Items from a dataset
┌──

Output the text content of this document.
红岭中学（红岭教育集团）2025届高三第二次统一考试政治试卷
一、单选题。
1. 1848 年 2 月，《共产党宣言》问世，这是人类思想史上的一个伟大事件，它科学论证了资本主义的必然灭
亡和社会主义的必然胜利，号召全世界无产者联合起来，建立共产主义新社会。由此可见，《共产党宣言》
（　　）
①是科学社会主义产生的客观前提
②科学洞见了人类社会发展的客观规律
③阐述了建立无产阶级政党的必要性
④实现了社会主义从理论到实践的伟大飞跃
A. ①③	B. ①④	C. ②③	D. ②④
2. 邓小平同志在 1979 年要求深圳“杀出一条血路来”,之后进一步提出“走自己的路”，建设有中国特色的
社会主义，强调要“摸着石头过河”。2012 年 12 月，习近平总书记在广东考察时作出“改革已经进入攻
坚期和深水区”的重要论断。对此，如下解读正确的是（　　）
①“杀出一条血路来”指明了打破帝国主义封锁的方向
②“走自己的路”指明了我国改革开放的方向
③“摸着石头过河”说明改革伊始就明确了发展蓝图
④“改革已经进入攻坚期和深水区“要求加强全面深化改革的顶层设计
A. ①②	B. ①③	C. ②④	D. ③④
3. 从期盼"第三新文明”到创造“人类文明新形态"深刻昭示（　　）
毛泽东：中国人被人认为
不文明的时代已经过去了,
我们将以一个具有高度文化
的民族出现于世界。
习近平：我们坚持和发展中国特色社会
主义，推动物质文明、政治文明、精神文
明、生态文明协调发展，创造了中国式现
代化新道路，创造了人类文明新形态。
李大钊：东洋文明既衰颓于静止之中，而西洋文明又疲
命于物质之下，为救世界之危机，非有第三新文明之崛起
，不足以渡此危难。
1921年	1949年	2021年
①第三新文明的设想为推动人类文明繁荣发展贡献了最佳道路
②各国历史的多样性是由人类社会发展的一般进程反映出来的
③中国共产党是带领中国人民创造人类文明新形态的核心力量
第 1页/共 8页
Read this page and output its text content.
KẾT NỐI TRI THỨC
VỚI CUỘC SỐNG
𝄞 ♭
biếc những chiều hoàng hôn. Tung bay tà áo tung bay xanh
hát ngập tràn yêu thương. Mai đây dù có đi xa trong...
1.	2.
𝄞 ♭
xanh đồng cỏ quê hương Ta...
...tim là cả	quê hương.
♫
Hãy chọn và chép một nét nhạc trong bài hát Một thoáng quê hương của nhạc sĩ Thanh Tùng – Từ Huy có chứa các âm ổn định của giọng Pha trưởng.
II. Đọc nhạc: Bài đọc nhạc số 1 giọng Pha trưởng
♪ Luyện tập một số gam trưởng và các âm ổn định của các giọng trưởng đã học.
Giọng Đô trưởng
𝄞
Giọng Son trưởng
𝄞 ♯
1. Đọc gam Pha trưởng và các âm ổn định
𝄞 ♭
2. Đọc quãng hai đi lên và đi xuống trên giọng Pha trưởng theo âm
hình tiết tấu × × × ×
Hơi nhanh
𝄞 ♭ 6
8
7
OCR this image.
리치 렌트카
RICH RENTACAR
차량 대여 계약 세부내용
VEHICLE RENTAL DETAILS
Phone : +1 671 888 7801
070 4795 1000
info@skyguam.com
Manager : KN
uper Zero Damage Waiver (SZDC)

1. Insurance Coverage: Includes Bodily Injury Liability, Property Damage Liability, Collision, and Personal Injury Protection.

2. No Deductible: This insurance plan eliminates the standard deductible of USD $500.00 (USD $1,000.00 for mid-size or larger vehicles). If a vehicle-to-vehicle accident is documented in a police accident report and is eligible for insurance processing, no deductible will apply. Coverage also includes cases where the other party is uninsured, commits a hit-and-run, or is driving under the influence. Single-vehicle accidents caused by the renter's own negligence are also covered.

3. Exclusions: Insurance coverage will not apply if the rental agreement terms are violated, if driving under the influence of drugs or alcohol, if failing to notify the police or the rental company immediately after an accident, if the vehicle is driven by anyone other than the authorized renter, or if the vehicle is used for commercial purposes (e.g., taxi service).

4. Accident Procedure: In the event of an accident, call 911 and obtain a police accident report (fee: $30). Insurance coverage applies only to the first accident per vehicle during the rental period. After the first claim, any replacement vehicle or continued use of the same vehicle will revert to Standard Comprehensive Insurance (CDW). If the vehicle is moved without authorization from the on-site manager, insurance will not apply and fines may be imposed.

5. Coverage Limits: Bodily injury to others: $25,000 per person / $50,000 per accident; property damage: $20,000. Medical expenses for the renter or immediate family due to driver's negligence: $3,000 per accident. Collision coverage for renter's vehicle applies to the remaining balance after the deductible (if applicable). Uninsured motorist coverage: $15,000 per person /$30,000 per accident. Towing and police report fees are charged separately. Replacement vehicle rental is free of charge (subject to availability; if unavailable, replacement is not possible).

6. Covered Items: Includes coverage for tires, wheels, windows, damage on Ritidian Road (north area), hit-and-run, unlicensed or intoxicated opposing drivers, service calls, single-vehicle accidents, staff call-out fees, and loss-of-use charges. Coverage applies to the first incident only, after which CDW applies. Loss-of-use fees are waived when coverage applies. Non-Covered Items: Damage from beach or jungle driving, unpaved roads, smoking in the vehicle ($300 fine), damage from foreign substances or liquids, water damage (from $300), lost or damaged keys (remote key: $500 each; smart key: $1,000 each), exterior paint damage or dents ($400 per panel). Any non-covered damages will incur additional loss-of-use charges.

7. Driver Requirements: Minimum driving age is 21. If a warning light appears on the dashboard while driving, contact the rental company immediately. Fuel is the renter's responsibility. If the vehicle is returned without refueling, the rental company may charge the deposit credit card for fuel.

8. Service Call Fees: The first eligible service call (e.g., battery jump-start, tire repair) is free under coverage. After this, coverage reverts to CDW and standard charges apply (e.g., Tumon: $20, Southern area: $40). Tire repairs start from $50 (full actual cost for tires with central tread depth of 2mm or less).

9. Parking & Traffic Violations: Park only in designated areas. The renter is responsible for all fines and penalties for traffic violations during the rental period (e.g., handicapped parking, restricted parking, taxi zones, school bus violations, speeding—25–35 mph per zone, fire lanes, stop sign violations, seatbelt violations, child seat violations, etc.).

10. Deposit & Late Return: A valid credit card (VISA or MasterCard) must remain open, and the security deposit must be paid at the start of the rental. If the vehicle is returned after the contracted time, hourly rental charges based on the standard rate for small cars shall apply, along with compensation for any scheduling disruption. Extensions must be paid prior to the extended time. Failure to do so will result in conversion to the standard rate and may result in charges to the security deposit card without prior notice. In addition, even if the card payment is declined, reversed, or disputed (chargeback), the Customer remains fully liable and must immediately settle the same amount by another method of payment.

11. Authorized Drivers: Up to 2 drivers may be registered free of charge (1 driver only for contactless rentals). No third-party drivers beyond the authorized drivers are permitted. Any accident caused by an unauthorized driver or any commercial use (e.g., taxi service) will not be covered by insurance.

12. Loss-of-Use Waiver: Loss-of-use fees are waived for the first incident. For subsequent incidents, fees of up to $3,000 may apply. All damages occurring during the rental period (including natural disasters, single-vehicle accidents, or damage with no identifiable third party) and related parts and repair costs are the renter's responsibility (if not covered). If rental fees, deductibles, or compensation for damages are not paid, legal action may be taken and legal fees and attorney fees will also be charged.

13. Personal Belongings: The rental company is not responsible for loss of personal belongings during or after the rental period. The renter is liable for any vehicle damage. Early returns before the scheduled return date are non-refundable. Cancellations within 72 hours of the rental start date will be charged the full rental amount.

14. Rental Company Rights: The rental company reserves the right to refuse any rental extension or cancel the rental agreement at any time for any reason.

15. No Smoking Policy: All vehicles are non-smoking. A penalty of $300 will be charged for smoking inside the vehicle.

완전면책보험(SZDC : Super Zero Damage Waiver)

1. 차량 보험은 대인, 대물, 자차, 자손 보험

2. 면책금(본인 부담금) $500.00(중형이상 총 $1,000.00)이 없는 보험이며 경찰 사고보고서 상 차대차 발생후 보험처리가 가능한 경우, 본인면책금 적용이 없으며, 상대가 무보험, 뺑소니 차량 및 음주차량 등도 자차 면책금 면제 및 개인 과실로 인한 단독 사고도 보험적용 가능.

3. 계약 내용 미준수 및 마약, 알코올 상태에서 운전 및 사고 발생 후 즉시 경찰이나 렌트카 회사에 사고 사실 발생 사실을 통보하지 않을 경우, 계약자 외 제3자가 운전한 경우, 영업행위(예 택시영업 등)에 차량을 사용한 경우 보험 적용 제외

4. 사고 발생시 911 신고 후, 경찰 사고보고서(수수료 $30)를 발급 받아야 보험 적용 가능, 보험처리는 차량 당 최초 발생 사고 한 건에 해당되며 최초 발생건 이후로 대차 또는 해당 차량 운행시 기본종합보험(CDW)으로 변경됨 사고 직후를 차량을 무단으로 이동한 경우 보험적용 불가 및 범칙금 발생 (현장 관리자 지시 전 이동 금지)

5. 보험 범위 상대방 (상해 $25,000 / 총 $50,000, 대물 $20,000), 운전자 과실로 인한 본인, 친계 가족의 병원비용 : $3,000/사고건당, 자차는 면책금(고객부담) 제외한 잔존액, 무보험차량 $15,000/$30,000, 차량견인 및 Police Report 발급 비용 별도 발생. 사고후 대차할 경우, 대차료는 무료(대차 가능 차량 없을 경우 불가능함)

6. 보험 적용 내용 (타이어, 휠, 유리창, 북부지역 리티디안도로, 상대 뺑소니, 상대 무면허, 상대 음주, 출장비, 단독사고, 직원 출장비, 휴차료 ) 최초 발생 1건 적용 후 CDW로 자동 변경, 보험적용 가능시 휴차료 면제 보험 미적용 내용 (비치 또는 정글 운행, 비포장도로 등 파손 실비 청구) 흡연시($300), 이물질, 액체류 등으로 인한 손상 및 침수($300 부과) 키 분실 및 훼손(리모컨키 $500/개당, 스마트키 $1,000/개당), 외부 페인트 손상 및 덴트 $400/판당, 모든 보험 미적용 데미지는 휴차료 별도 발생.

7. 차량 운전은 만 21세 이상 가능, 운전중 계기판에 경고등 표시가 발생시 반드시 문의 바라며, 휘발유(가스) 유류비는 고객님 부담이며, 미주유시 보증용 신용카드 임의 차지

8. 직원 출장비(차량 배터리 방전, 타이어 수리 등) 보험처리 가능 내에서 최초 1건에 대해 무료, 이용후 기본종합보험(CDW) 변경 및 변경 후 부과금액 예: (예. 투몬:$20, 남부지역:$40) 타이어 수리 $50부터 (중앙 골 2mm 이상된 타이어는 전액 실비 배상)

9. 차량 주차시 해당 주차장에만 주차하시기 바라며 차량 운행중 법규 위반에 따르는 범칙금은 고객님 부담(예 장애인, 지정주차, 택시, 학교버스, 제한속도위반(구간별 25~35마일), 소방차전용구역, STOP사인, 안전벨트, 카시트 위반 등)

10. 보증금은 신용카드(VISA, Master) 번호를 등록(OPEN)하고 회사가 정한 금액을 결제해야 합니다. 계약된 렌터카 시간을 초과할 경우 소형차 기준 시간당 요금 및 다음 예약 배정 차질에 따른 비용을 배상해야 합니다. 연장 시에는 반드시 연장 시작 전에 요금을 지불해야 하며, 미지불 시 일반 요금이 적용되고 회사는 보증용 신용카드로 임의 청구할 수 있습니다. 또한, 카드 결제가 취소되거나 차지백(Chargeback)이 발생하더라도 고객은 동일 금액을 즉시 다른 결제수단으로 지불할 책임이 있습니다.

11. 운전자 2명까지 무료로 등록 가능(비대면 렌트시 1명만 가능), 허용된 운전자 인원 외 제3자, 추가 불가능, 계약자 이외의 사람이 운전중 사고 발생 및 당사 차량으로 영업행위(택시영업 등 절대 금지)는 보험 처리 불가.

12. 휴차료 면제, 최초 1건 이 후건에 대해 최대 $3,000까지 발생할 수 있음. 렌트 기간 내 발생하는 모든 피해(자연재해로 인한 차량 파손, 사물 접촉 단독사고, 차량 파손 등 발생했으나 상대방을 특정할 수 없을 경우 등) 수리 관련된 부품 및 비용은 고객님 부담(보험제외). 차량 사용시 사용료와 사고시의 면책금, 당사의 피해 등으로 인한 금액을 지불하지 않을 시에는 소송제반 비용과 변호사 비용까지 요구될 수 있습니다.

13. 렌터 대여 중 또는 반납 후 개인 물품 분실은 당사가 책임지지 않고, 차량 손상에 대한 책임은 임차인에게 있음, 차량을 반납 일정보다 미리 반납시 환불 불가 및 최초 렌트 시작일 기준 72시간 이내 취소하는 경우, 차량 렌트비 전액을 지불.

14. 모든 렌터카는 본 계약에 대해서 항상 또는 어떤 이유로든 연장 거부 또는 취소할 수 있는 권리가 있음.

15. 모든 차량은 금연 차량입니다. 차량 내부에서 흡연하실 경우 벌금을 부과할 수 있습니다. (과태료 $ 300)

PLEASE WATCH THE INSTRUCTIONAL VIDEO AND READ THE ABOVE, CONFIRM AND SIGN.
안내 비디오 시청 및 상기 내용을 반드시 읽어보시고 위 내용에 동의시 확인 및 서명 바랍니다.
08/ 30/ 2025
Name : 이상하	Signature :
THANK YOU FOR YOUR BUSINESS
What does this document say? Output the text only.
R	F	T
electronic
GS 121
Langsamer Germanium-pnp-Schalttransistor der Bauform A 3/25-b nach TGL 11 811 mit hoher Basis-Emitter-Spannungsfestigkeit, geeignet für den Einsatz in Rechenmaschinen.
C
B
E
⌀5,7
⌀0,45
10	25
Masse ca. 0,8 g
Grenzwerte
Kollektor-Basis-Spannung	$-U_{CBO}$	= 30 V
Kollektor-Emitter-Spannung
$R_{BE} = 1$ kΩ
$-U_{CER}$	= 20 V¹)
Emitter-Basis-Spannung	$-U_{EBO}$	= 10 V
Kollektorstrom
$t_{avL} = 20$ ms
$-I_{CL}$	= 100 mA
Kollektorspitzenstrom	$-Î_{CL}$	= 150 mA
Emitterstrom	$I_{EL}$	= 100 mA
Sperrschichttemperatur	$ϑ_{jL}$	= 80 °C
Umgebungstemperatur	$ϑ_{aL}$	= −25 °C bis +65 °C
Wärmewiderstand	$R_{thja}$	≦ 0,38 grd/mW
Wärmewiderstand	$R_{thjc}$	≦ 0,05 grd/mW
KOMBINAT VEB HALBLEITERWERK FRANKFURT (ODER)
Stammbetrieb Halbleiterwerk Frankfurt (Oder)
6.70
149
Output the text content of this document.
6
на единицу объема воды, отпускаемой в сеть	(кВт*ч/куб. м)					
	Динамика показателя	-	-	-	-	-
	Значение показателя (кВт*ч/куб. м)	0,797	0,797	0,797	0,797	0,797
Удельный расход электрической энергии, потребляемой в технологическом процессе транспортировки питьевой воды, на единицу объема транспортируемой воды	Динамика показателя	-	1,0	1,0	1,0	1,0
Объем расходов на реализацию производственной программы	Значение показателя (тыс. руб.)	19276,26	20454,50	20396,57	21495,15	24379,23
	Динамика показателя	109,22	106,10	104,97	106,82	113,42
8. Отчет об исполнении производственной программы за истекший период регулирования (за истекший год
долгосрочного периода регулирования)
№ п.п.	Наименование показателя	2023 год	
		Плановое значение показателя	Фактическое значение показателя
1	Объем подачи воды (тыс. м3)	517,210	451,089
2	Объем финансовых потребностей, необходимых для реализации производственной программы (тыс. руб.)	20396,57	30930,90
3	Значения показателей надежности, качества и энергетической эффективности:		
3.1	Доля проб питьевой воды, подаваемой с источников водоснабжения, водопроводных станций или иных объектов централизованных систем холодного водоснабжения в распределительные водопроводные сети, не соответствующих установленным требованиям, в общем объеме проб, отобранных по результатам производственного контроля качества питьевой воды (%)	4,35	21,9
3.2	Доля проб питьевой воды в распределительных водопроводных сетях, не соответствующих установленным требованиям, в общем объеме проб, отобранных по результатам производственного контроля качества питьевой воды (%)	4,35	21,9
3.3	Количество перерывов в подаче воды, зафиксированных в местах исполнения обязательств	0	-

└──

GIVEN PROBLEM: Report only the number of lines in the records that include the word "trong".

RESPONSE TO THE EXERCISE: 2